주어진 과제: 아래 기록에서 "section-item [51, 297, 867, 375]" 문구가 있는 줄부터 "list-item: ◦ що" 문구가 있는 줄까지를 모두 마크다운 표로 옮기세요. 열 이름은 '번호'와 '내용'으로 하고, 빈 줄은 빼세요.
☆ ☆ ☆ ☆ ☆
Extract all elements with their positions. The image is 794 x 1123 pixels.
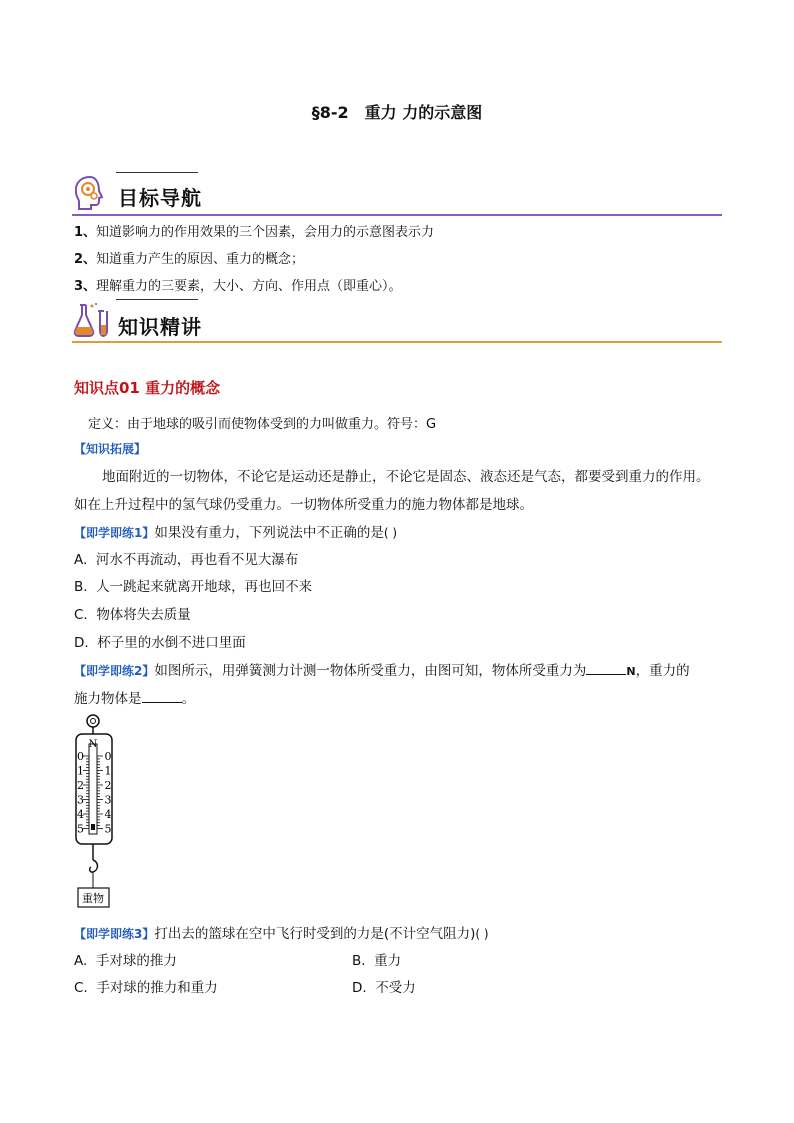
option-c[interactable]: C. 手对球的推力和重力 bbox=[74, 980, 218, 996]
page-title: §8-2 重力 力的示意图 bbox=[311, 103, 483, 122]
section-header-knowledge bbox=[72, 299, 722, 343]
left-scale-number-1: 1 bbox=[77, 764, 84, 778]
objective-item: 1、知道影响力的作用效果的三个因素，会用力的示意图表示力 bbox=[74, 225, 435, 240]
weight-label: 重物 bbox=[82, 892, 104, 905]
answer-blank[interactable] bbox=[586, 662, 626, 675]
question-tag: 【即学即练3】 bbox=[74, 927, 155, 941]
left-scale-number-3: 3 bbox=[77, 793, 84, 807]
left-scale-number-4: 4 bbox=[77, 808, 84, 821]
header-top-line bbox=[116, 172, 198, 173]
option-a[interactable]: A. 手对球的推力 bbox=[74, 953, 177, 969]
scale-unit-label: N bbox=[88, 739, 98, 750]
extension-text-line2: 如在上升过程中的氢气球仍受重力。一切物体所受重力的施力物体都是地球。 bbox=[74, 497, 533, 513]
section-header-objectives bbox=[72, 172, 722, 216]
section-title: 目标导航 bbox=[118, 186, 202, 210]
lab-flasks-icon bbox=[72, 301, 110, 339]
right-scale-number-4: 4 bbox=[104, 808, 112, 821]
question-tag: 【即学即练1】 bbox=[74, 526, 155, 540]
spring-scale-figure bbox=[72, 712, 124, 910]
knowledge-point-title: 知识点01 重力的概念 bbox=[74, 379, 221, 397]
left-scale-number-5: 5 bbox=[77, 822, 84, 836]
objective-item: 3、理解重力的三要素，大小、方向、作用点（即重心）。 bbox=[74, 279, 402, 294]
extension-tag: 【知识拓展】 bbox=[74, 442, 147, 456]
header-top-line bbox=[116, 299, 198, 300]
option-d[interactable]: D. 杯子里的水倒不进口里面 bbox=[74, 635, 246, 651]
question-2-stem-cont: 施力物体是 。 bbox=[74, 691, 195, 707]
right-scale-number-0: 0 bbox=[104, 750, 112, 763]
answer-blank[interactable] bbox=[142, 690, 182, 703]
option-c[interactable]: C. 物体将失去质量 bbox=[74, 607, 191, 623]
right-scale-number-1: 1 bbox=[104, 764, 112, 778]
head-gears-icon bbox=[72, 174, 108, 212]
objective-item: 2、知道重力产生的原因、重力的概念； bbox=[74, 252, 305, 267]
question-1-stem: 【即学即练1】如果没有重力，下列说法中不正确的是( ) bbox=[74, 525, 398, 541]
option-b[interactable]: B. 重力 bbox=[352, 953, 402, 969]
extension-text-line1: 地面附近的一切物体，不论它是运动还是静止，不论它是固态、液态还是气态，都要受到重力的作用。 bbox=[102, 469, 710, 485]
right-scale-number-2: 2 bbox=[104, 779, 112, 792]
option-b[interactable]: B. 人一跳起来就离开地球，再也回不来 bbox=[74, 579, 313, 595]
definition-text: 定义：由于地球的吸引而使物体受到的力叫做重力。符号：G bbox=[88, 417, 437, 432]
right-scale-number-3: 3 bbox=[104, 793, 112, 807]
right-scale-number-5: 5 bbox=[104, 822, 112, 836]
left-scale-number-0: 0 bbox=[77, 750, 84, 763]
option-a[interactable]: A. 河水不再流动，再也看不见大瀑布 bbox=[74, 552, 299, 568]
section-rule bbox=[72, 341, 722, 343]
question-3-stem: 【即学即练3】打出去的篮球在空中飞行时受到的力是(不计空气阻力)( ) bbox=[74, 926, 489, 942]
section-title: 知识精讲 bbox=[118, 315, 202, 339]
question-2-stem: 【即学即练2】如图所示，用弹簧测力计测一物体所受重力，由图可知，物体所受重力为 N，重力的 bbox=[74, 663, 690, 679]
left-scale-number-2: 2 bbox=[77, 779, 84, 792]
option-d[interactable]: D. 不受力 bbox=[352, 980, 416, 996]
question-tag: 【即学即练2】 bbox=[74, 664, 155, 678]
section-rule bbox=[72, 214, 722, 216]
☆ ☆ ☆ ☆ ☆
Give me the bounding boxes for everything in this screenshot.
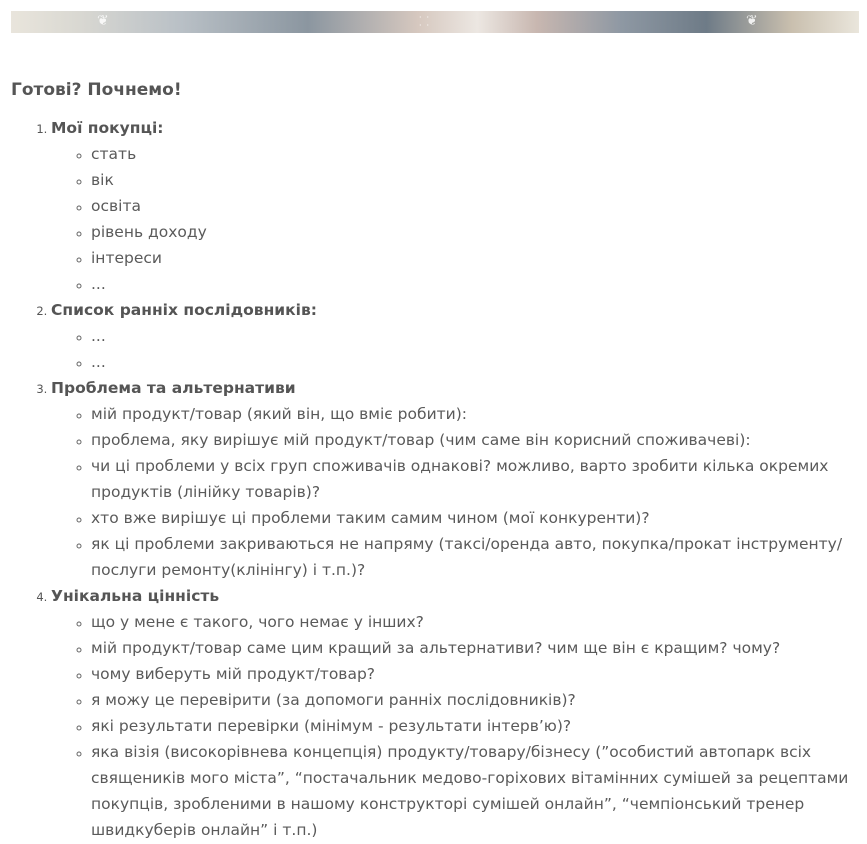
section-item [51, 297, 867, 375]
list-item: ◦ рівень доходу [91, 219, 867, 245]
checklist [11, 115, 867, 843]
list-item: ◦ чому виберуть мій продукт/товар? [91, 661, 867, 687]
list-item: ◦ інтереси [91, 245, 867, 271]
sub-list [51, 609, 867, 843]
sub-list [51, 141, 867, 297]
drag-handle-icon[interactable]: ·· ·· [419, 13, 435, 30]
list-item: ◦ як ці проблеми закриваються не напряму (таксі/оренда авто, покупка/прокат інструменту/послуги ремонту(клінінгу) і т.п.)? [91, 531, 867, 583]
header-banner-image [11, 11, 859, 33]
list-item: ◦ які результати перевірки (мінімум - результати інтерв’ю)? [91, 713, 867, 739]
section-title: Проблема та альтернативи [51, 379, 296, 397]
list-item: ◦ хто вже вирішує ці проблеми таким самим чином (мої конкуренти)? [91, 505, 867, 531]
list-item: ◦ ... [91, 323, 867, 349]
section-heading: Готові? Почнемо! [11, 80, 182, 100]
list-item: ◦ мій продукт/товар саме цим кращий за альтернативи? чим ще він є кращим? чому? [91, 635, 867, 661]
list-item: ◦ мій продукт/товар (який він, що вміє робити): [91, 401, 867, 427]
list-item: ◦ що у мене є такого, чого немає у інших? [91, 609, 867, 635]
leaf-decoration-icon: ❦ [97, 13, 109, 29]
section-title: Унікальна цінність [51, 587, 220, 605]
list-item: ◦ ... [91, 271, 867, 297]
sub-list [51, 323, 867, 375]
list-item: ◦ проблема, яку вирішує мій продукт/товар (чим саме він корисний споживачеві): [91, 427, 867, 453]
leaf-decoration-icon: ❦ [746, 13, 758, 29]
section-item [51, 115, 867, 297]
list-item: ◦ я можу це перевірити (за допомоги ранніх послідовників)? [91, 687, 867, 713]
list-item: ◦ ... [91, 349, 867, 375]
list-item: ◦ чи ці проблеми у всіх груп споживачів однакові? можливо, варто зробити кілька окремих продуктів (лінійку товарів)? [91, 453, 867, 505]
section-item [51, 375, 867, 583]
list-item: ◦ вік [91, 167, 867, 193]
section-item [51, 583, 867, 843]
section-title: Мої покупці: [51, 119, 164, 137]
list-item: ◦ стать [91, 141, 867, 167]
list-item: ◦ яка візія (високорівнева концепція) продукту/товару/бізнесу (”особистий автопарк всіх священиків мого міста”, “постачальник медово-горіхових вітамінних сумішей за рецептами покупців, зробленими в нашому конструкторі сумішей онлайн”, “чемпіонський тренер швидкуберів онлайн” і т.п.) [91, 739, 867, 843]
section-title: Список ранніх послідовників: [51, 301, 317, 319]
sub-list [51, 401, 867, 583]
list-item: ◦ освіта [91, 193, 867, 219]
☆ ☆ ☆ ☆ ☆
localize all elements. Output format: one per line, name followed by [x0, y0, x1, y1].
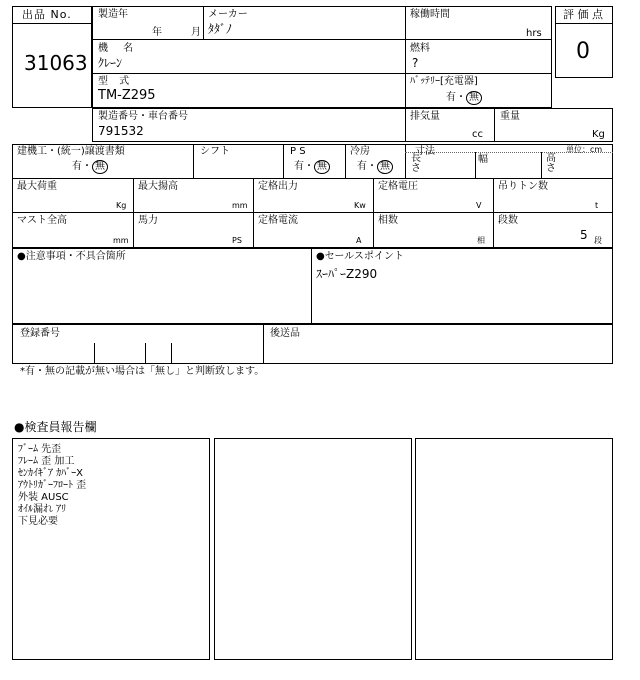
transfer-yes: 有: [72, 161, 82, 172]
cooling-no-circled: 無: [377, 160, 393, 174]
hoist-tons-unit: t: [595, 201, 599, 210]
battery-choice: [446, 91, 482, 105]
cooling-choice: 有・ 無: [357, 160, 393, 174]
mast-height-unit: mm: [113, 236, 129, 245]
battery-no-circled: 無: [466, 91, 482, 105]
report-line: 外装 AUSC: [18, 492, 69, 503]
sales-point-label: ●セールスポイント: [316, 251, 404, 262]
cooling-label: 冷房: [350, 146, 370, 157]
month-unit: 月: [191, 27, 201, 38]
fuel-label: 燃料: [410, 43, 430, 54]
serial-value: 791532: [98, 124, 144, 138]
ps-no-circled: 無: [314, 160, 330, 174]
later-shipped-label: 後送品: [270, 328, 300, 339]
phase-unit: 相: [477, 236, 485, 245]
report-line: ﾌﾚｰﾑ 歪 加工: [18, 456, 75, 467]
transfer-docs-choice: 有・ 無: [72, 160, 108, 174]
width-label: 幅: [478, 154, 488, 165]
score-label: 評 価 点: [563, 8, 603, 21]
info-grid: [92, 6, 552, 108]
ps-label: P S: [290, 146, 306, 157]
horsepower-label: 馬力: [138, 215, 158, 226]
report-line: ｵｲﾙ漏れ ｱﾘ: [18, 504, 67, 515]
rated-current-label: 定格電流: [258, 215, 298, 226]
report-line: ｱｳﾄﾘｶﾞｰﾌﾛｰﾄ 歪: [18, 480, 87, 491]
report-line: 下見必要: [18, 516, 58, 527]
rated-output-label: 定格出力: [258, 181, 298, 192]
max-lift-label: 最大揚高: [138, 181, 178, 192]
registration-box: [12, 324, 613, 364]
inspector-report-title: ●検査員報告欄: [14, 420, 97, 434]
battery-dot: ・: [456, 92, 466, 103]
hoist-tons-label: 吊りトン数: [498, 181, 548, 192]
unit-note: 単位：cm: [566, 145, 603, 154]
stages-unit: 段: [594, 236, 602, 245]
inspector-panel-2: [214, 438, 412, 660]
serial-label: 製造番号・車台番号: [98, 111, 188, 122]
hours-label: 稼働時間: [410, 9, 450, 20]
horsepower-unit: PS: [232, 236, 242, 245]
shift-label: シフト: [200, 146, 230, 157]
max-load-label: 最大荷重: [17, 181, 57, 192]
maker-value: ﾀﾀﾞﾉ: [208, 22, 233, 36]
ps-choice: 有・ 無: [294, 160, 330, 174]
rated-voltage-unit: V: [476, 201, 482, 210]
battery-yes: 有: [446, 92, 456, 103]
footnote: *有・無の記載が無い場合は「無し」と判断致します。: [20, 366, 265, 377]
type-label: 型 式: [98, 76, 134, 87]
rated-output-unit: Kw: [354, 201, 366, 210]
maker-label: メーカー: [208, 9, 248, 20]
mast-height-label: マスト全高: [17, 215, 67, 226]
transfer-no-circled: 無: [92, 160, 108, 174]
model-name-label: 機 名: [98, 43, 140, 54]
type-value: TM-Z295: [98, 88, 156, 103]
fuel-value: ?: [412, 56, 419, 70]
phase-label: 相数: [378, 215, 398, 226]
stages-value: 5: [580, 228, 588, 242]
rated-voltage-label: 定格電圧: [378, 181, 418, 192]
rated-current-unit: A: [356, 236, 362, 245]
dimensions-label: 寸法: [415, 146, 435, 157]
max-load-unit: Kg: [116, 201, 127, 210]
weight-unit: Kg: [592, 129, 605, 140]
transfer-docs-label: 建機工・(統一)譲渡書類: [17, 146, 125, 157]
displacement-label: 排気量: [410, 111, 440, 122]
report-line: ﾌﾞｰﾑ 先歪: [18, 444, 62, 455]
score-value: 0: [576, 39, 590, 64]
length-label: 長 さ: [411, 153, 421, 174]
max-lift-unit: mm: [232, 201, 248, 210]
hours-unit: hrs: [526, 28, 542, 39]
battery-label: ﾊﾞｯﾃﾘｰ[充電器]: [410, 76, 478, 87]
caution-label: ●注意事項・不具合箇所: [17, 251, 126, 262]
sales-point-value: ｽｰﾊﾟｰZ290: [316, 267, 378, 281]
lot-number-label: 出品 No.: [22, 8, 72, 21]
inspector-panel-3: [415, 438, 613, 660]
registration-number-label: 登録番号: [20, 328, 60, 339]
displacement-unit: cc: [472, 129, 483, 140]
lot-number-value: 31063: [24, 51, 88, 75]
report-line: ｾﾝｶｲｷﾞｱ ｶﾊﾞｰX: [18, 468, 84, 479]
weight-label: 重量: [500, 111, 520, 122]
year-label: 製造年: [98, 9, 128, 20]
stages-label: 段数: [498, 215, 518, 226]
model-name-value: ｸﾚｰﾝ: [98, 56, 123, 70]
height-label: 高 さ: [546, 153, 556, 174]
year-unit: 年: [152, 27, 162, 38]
☆ ☆ ☆ ☆ ☆
과제 답안:
| 번호 | 내용 |
|---|---|
| 1 | section-item [51, 297, 867, 375] |
| 2 | list-item: ◦ рівень доходу [91, 219, 867, 245] |
| 3 | checklist [11, 115, 867, 843] |
| 4 | list-item: ◦ чому виберуть мій продукт/товар? [91, 661, 867, 687] |
| 5 | list-item: ◦ інтереси [91, 245, 867, 271] |
| 6 | sub-list [51, 609, 867, 843] |
| 7 | sub-list [51, 141, 867, 297] |
| 8 | drag-handle-icon[interactable]: ·· ·· [419, 13, 435, 30] |
| 9 | list-item: ◦ як ці проблеми закриваються не напряму (таксі/оренда авто, покупка/прокат інструменту/послуги ремонту(клінінгу) і т.п.)? [91, 531, 867, 583] |
| 10 | header-banner-image [11, 11, 859, 33] |
| 11 | list-item: ◦ які результати перевірки (мінімум - результати інтерв’ю)? [91, 713, 867, 739] |
| 12 | section-title: Проблема та альтернативи [51, 379, 296, 397] |
| 13 | list-item: ◦ хто вже вирішує ці проблеми таким самим чином (мої конкуренти)? [91, 505, 867, 531] |
| 14 | list-item: ◦ ... [91, 323, 867, 349] |
| 15 | section-heading: Готові? Почнемо! [11, 80, 182, 100] |
| 16 | list-item: ◦ мій продукт/товар саме цим кращий за альтернативи? чим ще він є кращим? чому? [91, 635, 867, 661] |
| 17 | list-item: ◦ мій продукт/товар (який він, що вміє робити): [91, 401, 867, 427] |
| 18 | list-item: ◦ що у мене є такого, чого немає у інших? [91, 609, 867, 635] |